- _EXERCISE_:
Scan the data below for the string "June". Copy every line where it appears.

>> BEGIN GIVEN INFORMATION

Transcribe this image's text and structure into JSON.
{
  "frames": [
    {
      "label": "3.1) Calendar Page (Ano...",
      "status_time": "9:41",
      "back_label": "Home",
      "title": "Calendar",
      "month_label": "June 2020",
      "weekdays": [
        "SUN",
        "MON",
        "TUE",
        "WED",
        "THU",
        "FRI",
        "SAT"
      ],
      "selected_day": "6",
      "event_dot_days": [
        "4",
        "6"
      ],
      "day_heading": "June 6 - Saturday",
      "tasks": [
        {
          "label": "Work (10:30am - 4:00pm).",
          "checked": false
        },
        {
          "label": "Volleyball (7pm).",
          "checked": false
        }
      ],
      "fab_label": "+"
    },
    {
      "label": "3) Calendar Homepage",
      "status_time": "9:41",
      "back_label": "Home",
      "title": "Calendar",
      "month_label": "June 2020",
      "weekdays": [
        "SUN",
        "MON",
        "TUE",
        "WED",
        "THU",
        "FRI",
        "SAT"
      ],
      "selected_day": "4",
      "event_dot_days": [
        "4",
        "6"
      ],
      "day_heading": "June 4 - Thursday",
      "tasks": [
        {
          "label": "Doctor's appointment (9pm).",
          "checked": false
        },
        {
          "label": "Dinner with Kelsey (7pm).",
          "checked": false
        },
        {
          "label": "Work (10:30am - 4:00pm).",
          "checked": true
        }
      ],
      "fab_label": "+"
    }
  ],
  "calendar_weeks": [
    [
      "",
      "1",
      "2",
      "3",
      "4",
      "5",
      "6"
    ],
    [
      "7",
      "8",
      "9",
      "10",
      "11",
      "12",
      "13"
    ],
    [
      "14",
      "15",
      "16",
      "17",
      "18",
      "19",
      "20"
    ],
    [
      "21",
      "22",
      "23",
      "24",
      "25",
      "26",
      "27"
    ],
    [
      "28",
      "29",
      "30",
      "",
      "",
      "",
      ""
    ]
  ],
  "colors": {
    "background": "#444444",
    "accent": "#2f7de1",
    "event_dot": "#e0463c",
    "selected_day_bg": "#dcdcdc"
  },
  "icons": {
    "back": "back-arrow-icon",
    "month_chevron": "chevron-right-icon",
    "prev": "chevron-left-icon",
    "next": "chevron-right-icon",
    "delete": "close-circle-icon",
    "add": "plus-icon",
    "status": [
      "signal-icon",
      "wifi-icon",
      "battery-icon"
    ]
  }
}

>> END GIVEN INFORMATION

- _OUTPUT FOR THIS TASK_:
      "month_label": "June 2020",
      "day_heading": "June 6 - Saturday",
      "month_label": "June 2020",
      "day_heading": "June 4 - Thursday",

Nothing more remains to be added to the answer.